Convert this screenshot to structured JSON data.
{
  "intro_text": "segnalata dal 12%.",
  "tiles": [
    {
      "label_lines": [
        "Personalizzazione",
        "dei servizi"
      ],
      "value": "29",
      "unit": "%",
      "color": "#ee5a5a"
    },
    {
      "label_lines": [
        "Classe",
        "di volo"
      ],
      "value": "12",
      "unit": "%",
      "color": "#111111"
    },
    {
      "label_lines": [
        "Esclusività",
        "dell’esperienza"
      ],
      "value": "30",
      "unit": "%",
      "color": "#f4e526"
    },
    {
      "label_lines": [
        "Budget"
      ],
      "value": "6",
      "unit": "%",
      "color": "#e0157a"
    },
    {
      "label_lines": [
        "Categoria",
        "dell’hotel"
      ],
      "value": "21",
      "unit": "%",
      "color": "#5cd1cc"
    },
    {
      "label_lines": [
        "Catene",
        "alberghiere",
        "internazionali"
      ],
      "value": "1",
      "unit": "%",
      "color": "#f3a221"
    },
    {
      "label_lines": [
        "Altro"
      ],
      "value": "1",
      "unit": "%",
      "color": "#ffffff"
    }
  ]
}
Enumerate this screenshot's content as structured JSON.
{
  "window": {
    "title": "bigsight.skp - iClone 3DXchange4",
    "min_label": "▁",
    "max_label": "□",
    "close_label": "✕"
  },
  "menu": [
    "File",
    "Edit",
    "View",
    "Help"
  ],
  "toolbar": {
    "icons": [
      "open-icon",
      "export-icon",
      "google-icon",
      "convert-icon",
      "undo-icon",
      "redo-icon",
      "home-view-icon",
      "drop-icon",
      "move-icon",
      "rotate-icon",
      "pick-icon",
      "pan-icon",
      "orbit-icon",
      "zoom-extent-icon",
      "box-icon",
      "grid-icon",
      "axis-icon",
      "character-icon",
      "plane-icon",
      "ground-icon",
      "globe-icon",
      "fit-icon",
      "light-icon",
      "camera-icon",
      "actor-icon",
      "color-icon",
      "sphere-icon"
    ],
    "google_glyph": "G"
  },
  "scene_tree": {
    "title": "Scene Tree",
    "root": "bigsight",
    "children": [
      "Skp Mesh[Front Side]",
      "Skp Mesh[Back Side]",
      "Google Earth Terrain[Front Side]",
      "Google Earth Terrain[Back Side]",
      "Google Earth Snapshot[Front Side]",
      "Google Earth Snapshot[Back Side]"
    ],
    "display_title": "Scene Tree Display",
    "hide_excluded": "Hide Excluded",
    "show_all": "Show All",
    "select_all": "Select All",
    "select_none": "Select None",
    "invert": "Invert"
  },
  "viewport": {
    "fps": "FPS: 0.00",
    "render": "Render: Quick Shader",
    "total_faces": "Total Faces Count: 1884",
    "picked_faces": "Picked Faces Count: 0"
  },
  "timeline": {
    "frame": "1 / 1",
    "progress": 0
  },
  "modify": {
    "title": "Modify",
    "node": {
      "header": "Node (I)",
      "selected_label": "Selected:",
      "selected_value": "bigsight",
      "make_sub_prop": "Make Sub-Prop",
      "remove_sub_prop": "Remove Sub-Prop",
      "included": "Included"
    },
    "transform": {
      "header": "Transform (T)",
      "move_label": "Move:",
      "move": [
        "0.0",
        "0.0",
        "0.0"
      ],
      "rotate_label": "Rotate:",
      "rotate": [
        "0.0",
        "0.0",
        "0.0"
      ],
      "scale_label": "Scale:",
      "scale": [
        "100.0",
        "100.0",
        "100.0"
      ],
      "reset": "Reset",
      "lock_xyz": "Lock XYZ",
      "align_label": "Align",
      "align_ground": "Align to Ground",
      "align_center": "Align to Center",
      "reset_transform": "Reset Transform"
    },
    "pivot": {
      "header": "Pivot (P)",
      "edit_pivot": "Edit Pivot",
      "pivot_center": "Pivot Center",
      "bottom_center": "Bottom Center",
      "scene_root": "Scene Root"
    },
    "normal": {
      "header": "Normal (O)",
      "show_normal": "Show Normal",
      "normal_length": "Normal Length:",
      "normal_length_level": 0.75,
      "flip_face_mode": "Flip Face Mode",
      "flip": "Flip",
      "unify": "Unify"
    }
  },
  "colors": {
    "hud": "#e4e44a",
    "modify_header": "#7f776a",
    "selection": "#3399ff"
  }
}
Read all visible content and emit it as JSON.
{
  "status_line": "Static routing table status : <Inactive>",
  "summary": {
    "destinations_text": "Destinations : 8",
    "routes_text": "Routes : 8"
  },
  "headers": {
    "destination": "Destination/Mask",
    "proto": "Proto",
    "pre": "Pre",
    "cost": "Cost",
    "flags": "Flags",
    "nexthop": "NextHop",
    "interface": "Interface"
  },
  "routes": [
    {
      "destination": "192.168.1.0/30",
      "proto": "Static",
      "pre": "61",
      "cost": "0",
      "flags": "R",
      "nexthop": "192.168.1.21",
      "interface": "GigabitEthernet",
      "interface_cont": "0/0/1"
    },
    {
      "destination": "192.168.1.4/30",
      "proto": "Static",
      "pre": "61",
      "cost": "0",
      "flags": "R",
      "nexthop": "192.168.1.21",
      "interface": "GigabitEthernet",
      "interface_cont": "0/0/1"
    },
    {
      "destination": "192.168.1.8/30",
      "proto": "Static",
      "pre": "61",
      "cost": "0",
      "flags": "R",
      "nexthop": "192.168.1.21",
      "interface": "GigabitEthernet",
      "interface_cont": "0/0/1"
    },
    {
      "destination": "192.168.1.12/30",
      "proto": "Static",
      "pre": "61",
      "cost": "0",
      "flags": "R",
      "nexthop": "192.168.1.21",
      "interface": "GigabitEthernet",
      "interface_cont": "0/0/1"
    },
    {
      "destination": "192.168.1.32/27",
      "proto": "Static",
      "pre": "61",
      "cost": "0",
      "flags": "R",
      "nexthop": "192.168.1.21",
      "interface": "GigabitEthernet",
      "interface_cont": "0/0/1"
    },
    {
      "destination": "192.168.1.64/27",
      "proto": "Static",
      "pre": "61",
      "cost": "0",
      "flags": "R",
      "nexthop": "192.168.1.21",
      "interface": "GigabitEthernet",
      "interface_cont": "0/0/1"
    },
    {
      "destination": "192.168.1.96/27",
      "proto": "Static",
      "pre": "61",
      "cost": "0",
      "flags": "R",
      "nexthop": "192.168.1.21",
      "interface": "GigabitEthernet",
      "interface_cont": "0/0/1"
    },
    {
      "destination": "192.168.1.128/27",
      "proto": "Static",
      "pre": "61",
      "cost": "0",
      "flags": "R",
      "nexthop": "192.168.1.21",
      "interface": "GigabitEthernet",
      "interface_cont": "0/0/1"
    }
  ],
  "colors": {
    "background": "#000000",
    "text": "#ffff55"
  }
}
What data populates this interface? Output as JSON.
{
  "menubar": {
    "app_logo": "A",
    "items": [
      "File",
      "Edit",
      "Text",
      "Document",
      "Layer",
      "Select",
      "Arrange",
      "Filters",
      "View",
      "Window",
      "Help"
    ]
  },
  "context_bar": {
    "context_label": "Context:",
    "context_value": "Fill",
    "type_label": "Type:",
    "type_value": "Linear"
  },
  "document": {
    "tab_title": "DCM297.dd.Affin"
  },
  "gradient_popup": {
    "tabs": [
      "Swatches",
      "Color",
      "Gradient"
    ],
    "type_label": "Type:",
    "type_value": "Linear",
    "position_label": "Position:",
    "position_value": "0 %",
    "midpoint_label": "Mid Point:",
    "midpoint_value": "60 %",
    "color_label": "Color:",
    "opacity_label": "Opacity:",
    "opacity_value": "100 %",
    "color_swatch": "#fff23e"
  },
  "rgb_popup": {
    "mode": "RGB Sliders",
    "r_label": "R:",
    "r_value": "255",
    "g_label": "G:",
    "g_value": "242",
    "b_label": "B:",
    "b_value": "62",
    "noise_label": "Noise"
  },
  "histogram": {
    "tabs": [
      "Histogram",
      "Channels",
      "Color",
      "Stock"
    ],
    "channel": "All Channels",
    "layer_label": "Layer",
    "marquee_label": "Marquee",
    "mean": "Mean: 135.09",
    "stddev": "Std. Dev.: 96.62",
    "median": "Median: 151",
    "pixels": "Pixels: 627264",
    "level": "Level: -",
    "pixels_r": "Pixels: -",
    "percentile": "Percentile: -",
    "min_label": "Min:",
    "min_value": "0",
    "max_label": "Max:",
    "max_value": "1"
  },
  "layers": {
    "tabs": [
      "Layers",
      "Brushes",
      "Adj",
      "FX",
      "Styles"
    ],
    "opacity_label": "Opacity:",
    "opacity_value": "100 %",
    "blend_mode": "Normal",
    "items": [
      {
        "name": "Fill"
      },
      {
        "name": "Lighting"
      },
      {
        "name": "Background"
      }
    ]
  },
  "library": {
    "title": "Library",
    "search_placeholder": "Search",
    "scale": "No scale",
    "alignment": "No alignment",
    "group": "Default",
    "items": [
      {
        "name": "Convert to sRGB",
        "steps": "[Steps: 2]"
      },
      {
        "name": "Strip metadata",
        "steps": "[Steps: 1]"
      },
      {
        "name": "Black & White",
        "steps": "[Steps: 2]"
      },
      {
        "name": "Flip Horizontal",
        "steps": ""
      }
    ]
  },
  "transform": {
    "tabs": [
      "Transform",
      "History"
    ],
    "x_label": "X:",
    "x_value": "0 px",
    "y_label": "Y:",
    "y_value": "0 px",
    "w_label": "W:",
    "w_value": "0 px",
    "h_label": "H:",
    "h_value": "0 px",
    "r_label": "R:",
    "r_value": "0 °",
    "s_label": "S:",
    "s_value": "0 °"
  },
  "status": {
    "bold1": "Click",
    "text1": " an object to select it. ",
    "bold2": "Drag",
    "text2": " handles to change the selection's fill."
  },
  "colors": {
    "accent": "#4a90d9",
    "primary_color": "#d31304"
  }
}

= = = =

▶ _REQUIREMENT_: Show every line of the listing in which the string "Side" can be found.

▶ _ANSWER TO THE PROBLEM_:
      "Skp Mesh[Front Side]",
      "Skp Mesh[Back Side]",
      "Google Earth Terrain[Front Side]",
      "Google Earth Terrain[Back Side]",
      "Google Earth Snapshot[Front Side]",
      "Google Earth Snapshot[Back Side]"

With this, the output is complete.